Work instructions
Repeat the data below exactly, dropping any pictures it holds.
━━ Supplied entries
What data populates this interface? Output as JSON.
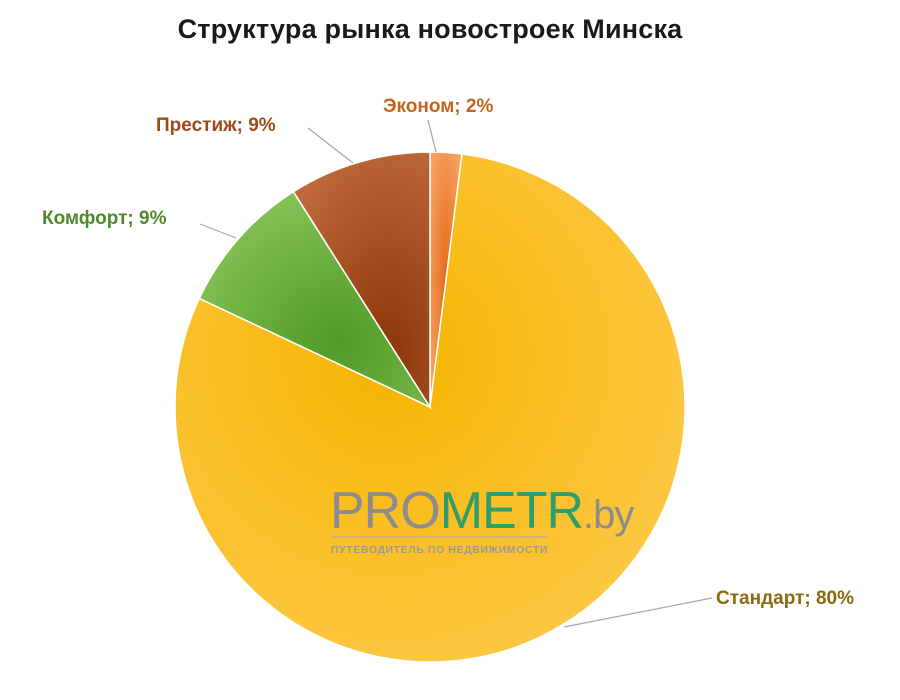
{
  "chart_data": {
    "type": "pie",
    "title": "Структура рынка новостроек Минска",
    "slices": [
      {
        "name": "Эконом",
        "value": 2,
        "label": "Эконом; 2%",
        "color": "#f48b3c",
        "label_color": "#c5641e"
      },
      {
        "name": "Стандарт",
        "value": 80,
        "label": "Стандарт; 80%",
        "color": "#fbbf1b",
        "label_color": "#8a6a0a"
      },
      {
        "name": "Комфорт",
        "value": 9,
        "label": "Комфорт; 9%",
        "color": "#6cae3c",
        "label_color": "#4f8a2a"
      },
      {
        "name": "Престиж",
        "value": 9,
        "label": "Престиж; 9%",
        "color": "#a74a14",
        "label_color": "#9c4a1a"
      }
    ],
    "legend": "none"
  },
  "watermark": {
    "brand_pro": "PRO",
    "brand_metr": "METR",
    "brand_tld": ".by",
    "tagline": "ПУТЕВОДИТЕЛЬ ПО НЕДВИЖИМОСТИ",
    "color_gray": "#8c8c8c",
    "color_green": "#2f9e6a"
  }
}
━━━━
The solution
What data populates this interface? Output as JSON.
{
  "chart_data": {
    "type": "pie",
    "title": "Структура рынка новостроек Минска",
    "slices": [
      {
        "name": "Эконом",
        "value": 2,
        "label": "Эконом; 2%",
        "color": "#f48b3c",
        "label_color": "#c5641e"
      },
      {
        "name": "Стандарт",
        "value": 80,
        "label": "Стандарт; 80%",
        "color": "#fbbf1b",
        "label_color": "#8a6a0a"
      },
      {
        "name": "Комфорт",
        "value": 9,
        "label": "Комфорт; 9%",
        "color": "#6cae3c",
        "label_color": "#4f8a2a"
      },
      {
        "name": "Престиж",
        "value": 9,
        "label": "Престиж; 9%",
        "color": "#a74a14",
        "label_color": "#9c4a1a"
      }
    ],
    "legend": "none"
  },
  "watermark": {
    "brand_pro": "PRO",
    "brand_metr": "METR",
    "brand_tld": ".by",
    "tagline": "ПУТЕВОДИТЕЛЬ ПО НЕДВИЖИМОСТИ",
    "color_gray": "#8c8c8c",
    "color_green": "#2f9e6a"
  }
}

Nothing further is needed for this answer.